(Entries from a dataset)

++++++++

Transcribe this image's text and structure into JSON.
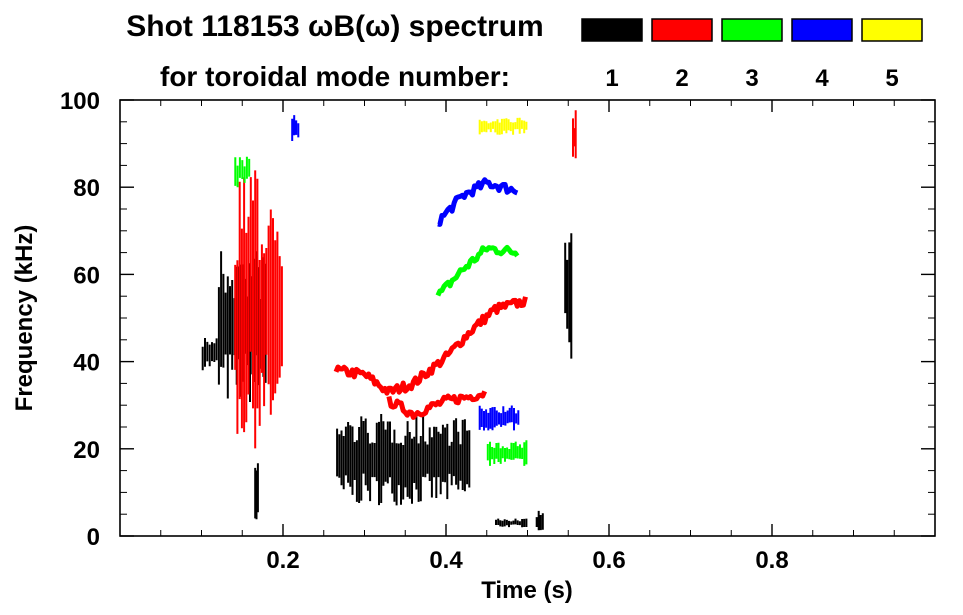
{
  "chart_data": {
    "type": "spectrogram",
    "title_line1": "Shot 118153 ωB(ω) spectrum",
    "title_line2": "for toroidal mode number:",
    "xlabel": "Time (s)",
    "ylabel": "Frequency (kHz)",
    "xlim": [
      0.0,
      1.0
    ],
    "ylim": [
      0,
      100
    ],
    "x_ticks": [
      {
        "value": 0.2,
        "label": "0.2"
      },
      {
        "value": 0.4,
        "label": "0.4"
      },
      {
        "value": 0.6,
        "label": "0.6"
      },
      {
        "value": 0.8,
        "label": "0.8"
      }
    ],
    "y_ticks": [
      {
        "value": 0,
        "label": "0"
      },
      {
        "value": 20,
        "label": "20"
      },
      {
        "value": 40,
        "label": "40"
      },
      {
        "value": 60,
        "label": "60"
      },
      {
        "value": 80,
        "label": "80"
      },
      {
        "value": 100,
        "label": "100"
      }
    ],
    "legend": [
      {
        "n": "1",
        "color": "#000000"
      },
      {
        "n": "2",
        "color": "#ff0000"
      },
      {
        "n": "3",
        "color": "#00ff00"
      },
      {
        "n": "4",
        "color": "#0000ff"
      },
      {
        "n": "5",
        "color": "#ffff00"
      }
    ],
    "series": [
      {
        "name": "n=1",
        "color": "#000000",
        "bands": [
          {
            "t": [
              0.1,
              0.12
            ],
            "f": [
              38,
              46
            ]
          },
          {
            "t": [
              0.12,
              0.18
            ],
            "f": [
              30,
              66
            ]
          },
          {
            "t": [
              0.165,
              0.17
            ],
            "f": [
              2,
              18
            ]
          },
          {
            "t": [
              0.265,
              0.43
            ],
            "f": [
              7,
              28
            ]
          },
          {
            "t": [
              0.46,
              0.5
            ],
            "f": [
              2,
              4
            ]
          },
          {
            "t": [
              0.51,
              0.52
            ],
            "f": [
              1,
              6
            ]
          },
          {
            "t": [
              0.545,
              0.555
            ],
            "f": [
              40,
              72
            ]
          }
        ]
      },
      {
        "name": "n=2",
        "color": "#ff0000",
        "trace_upper": [
          [
            0.265,
            38
          ],
          [
            0.3,
            37
          ],
          [
            0.33,
            33
          ],
          [
            0.36,
            35
          ],
          [
            0.4,
            41
          ],
          [
            0.43,
            47
          ],
          [
            0.46,
            52
          ],
          [
            0.5,
            54
          ]
        ],
        "trace_lower": [
          [
            0.33,
            31
          ],
          [
            0.36,
            28
          ],
          [
            0.4,
            31
          ],
          [
            0.43,
            32
          ],
          [
            0.45,
            33
          ]
        ],
        "bands": [
          {
            "t": [
              0.14,
              0.2
            ],
            "f": [
              20,
              84
            ]
          },
          {
            "t": [
              0.555,
              0.56
            ],
            "f": [
              85,
              98
            ]
          }
        ]
      },
      {
        "name": "n=3",
        "color": "#00ff00",
        "trace": [
          [
            0.39,
            55
          ],
          [
            0.42,
            61
          ],
          [
            0.45,
            66
          ],
          [
            0.49,
            65
          ]
        ],
        "bands": [
          {
            "t": [
              0.14,
              0.16
            ],
            "f": [
              80,
              87
            ]
          },
          {
            "t": [
              0.45,
              0.5
            ],
            "f": [
              16,
              22
            ]
          }
        ]
      },
      {
        "name": "n=4",
        "color": "#0000ff",
        "trace": [
          [
            0.39,
            72
          ],
          [
            0.42,
            78
          ],
          [
            0.45,
            81
          ],
          [
            0.49,
            79
          ]
        ],
        "bands": [
          {
            "t": [
              0.44,
              0.49
            ],
            "f": [
              24,
              30
            ]
          },
          {
            "t": [
              0.21,
              0.22
            ],
            "f": [
              90,
              97
            ]
          }
        ]
      },
      {
        "name": "n=5",
        "color": "#ffff00",
        "bands": [
          {
            "t": [
              0.44,
              0.5
            ],
            "f": [
              92,
              96
            ]
          }
        ]
      }
    ]
  }
}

++++++++

**Given instruction**
From the records, copy every line that has the string "value" in it.

**Solution**
        "value": 0.2,
        "value": 0.4,
        "value": 0.6,
        "value": 0.8,
        "value": 0,
        "value": 20,
        "value": 40,
        "value": 60,
        "value": 80,
        "value": 100,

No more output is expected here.